*Short task*
Each line that follows is to be retyped exactly.

*Dataset rows*

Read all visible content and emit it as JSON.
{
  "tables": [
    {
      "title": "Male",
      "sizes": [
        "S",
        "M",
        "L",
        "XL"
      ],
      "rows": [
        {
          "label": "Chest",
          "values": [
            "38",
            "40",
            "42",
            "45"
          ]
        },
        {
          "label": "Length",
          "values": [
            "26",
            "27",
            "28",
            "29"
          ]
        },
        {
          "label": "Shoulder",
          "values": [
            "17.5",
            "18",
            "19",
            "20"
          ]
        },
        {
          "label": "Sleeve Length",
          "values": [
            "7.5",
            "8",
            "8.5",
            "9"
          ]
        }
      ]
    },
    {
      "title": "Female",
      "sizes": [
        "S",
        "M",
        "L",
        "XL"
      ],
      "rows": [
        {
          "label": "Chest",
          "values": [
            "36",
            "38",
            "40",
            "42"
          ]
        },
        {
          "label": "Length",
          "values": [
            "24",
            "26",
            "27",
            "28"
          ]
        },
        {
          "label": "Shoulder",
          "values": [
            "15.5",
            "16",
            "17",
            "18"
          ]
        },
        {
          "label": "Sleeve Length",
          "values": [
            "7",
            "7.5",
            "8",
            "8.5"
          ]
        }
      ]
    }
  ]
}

*Result for this exercise*
Read all visible content and emit it as JSON.
{
  "tables": [
    {
      "title": "Male",
      "sizes": [
        "S",
        "M",
        "L",
        "XL"
      ],
      "rows": [
        {
          "label": "Chest",
          "values": [
            "38",
            "40",
            "42",
            "45"
          ]
        },
        {
          "label": "Length",
          "values": [
            "26",
            "27",
            "28",
            "29"
          ]
        },
        {
          "label": "Shoulder",
          "values": [
            "17.5",
            "18",
            "19",
            "20"
          ]
        },
        {
          "label": "Sleeve Length",
          "values": [
            "7.5",
            "8",
            "8.5",
            "9"
          ]
        }
      ]
    },
    {
      "title": "Female",
      "sizes": [
        "S",
        "M",
        "L",
        "XL"
      ],
      "rows": [
        {
          "label": "Chest",
          "values": [
            "36",
            "38",
            "40",
            "42"
          ]
        },
        {
          "label": "Length",
          "values": [
            "24",
            "26",
            "27",
            "28"
          ]
        },
        {
          "label": "Shoulder",
          "values": [
            "15.5",
            "16",
            "17",
            "18"
          ]
        },
        {
          "label": "Sleeve Length",
          "values": [
            "7",
            "7.5",
            "8",
            "8.5"
          ]
        }
      ]
    }
  ]
}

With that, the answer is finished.